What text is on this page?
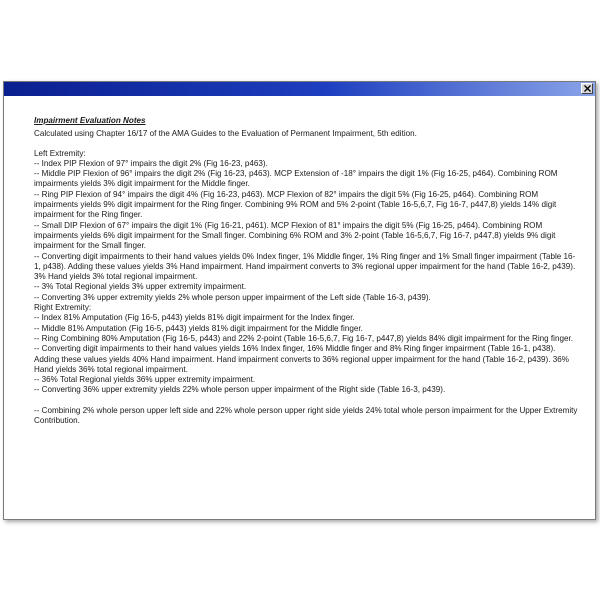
Impairment Evaluation Notes

Calculated using Chapter 16/17 of the AMA Guides to the Evaluation of Permanent Impairment, 5th edition.

Left Extremity:

-- Index PIP Flexion of 97° impairs the digit 2% (Fig 16-23, p463).

-- Middle PIP Flexion of 96° impairs the digit 2% (Fig 16-23, p463). MCP Extension of -18° impairs the digit 1% (Fig 16-25, p464). Combining ROM impairments yields 3% digit impairment for the Middle finger.

-- Ring PIP Flexion of 94° impairs the digit 4% (Fig 16-23, p463). MCP Flexion of 82° impairs the digit 5% (Fig 16-25, p464). Combining ROM impairments yields 9% digit impairment for the Ring finger. Combining 9% ROM and 5% 2-point (Table 16-5,6,7, Fig 16-7, p447,8) yields 14% digit impairment for the Ring finger.

-- Small DIP Flexion of 67° impairs the digit 1% (Fig 16-21, p461). MCP Flexion of 81° impairs the digit 5% (Fig 16-25, p464). Combining ROM impairments yields 6% digit impairment for the Small finger. Combining 6% ROM and 3% 2-point (Table 16-5,6,7, Fig 16-7, p447,8) yields 9% digit impairment for the Small finger.

-- Converting digit impairments to their hand values yields 0% Index finger, 1% Middle finger, 1% Ring finger and 1% Small finger impairment (Table 16-1, p438). Adding these values yields 3% Hand impairment. Hand impairment converts to 3% regional upper impairment for the hand (Table 16-2, p439). 3% Hand yields 3% total regional impairment.

-- 3% Total Regional yields 3% upper extremity impairment.

-- Converting 3% upper extremity yields 2% whole person upper impairment of the Left side (Table 16-3, p439).

Right Extremity:

-- Index 81% Amputation (Fig 16-5, p443) yields 81% digit impairment for the Index finger.

-- Middle 81% Amputation (Fig 16-5, p443) yields 81% digit impairment for the Middle finger.

-- Ring Combining 80% Amputation (Fig 16-5, p443) and 22% 2-point (Table 16-5,6,7, Fig 16-7, p447,8) yields 84% digit impairment for the Ring finger.

-- Converting digit impairments to their hand values yields 16% Index finger, 16% Middle finger and 8% Ring finger impairment (Table 16-1, p438). Adding these values yields 40% Hand impairment. Hand impairment converts to 36% regional upper impairment for the hand (Table 16-2, p439). 36% Hand yields 36% total regional impairment.

-- 36% Total Regional yields 36% upper extremity impairment.

-- Converting 36% upper extremity yields 22% whole person upper impairment of the Right side (Table 16-3, p439).

-- Combining 2% whole person upper left side and 22% whole person upper right side yields 24% total whole person impairment for the Upper Extremity Contribution.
━━━
-- WHAT IS EXPECTED --
Copy out all the data exactly; skip the pictures.

-- ANSWER TO THIS TASK --
What text is on this page?
Impairment Evaluation Notes

Calculated using Chapter 16/17 of the AMA Guides to the Evaluation of Permanent Impairment, 5th edition.

Left Extremity:

-- Index PIP Flexion of 97° impairs the digit 2% (Fig 16-23, p463).

-- Middle PIP Flexion of 96° impairs the digit 2% (Fig 16-23, p463). MCP Extension of -18° impairs the digit 1% (Fig 16-25, p464). Combining ROM impairments yields 3% digit impairment for the Middle finger.

-- Ring PIP Flexion of 94° impairs the digit 4% (Fig 16-23, p463). MCP Flexion of 82° impairs the digit 5% (Fig 16-25, p464). Combining ROM impairments yields 9% digit impairment for the Ring finger. Combining 9% ROM and 5% 2-point (Table 16-5,6,7, Fig 16-7, p447,8) yields 14% digit impairment for the Ring finger.

-- Small DIP Flexion of 67° impairs the digit 1% (Fig 16-21, p461). MCP Flexion of 81° impairs the digit 5% (Fig 16-25, p464). Combining ROM impairments yields 6% digit impairment for the Small finger. Combining 6% ROM and 3% 2-point (Table 16-5,6,7, Fig 16-7, p447,8) yields 9% digit impairment for the Small finger.

-- Converting digit impairments to their hand values yields 0% Index finger, 1% Middle finger, 1% Ring finger and 1% Small finger impairment (Table 16-1, p438). Adding these values yields 3% Hand impairment. Hand impairment converts to 3% regional upper impairment for the hand (Table 16-2, p439). 3% Hand yields 3% total regional impairment.

-- 3% Total Regional yields 3% upper extremity impairment.

-- Converting 3% upper extremity yields 2% whole person upper impairment of the Left side (Table 16-3, p439).

Right Extremity:

-- Index 81% Amputation (Fig 16-5, p443) yields 81% digit impairment for the Index finger.

-- Middle 81% Amputation (Fig 16-5, p443) yields 81% digit impairment for the Middle finger.

-- Ring Combining 80% Amputation (Fig 16-5, p443) and 22% 2-point (Table 16-5,6,7, Fig 16-7, p447,8) yields 84% digit impairment for the Ring finger.

-- Converting digit impairments to their hand values yields 16% Index finger, 16% Middle finger and 8% Ring finger impairment (Table 16-1, p438). Adding these values yields 40% Hand impairment. Hand impairment converts to 36% regional upper impairment for the hand (Table 16-2, p439). 36% Hand yields 36% total regional impairment.

-- 36% Total Regional yields 36% upper extremity impairment.

-- Converting 36% upper extremity yields 22% whole person upper impairment of the Right side (Table 16-3, p439).

-- Combining 2% whole person upper left side and 22% whole person upper right side yields 24% total whole person impairment for the Upper Extremity Contribution.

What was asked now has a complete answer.